§ Do this
Quote all entries in full, exactly.

[A block of data]
## Begin

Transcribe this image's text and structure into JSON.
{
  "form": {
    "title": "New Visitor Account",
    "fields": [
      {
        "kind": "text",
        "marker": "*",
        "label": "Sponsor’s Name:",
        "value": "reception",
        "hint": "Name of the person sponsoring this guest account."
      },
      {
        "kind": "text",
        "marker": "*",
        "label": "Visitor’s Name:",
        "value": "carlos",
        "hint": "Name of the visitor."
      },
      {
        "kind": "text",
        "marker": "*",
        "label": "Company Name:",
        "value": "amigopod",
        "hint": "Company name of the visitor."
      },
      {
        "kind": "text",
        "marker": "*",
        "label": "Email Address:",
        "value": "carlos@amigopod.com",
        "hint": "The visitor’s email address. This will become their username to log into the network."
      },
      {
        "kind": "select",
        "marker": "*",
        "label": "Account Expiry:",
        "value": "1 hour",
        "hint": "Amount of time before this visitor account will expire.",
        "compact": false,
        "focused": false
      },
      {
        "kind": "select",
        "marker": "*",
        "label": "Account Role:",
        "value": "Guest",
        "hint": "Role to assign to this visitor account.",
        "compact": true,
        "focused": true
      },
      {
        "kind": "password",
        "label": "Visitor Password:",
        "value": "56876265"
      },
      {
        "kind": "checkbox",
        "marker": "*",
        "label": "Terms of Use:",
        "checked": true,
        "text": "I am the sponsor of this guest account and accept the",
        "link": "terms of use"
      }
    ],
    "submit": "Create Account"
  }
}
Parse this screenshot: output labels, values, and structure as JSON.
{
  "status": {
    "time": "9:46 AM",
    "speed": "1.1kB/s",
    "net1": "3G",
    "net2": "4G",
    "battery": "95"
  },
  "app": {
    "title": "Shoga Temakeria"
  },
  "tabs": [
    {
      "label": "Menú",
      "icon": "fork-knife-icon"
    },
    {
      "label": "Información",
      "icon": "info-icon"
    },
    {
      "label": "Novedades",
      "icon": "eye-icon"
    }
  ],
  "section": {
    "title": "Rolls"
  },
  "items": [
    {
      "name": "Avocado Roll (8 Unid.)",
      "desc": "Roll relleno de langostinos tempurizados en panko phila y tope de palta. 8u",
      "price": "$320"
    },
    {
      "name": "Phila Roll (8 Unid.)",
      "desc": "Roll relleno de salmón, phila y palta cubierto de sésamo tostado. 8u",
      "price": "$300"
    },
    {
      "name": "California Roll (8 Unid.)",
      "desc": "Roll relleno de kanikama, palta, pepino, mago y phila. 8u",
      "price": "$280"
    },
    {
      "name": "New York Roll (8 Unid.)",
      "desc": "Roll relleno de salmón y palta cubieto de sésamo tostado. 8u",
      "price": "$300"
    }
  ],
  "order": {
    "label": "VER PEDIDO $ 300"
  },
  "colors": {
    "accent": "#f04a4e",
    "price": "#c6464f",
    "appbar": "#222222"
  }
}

## End

§ Answer for this exercise
Transcribe this image's text and structure into JSON.
{
  "form": {
    "title": "New Visitor Account",
    "fields": [
      {
        "kind": "text",
        "marker": "*",
        "label": "Sponsor’s Name:",
        "value": "reception",
        "hint": "Name of the person sponsoring this guest account."
      },
      {
        "kind": "text",
        "marker": "*",
        "label": "Visitor’s Name:",
        "value": "carlos",
        "hint": "Name of the visitor."
      },
      {
        "kind": "text",
        "marker": "*",
        "label": "Company Name:",
        "value": "amigopod",
        "hint": "Company name of the visitor."
      },
      {
        "kind": "text",
        "marker": "*",
        "label": "Email Address:",
        "value": "carlos@amigopod.com",
        "hint": "The visitor’s email address. This will become their username to log into the network."
      },
      {
        "kind": "select",
        "marker": "*",
        "label": "Account Expiry:",
        "value": "1 hour",
        "hint": "Amount of time before this visitor account will expire.",
        "compact": false,
        "focused": false
      },
      {
        "kind": "select",
        "marker": "*",
        "label": "Account Role:",
        "value": "Guest",
        "hint": "Role to assign to this visitor account.",
        "compact": true,
        "focused": true
      },
      {
        "kind": "password",
        "label": "Visitor Password:",
        "value": "56876265"
      },
      {
        "kind": "checkbox",
        "marker": "*",
        "label": "Terms of Use:",
        "checked": true,
        "text": "I am the sponsor of this guest account and accept the",
        "link": "terms of use"
      }
    ],
    "submit": "Create Account"
  }
}
Parse this screenshot: output labels, values, and structure as JSON.
{
  "status": {
    "time": "9:46 AM",
    "speed": "1.1kB/s",
    "net1": "3G",
    "net2": "4G",
    "battery": "95"
  },
  "app": {
    "title": "Shoga Temakeria"
  },
  "tabs": [
    {
      "label": "Menú",
      "icon": "fork-knife-icon"
    },
    {
      "label": "Información",
      "icon": "info-icon"
    },
    {
      "label": "Novedades",
      "icon": "eye-icon"
    }
  ],
  "section": {
    "title": "Rolls"
  },
  "items": [
    {
      "name": "Avocado Roll (8 Unid.)",
      "desc": "Roll relleno de langostinos tempurizados en panko phila y tope de palta. 8u",
      "price": "$320"
    },
    {
      "name": "Phila Roll (8 Unid.)",
      "desc": "Roll relleno de salmón, phila y palta cubierto de sésamo tostado. 8u",
      "price": "$300"
    },
    {
      "name": "California Roll (8 Unid.)",
      "desc": "Roll relleno de kanikama, palta, pepino, mago y phila. 8u",
      "price": "$280"
    },
    {
      "name": "New York Roll (8 Unid.)",
      "desc": "Roll relleno de salmón y palta cubieto de sésamo tostado. 8u",
      "price": "$300"
    }
  ],
  "order": {
    "label": "VER PEDIDO $ 300"
  },
  "colors": {
    "accent": "#f04a4e",
    "price": "#c6464f",
    "appbar": "#222222"
  }
}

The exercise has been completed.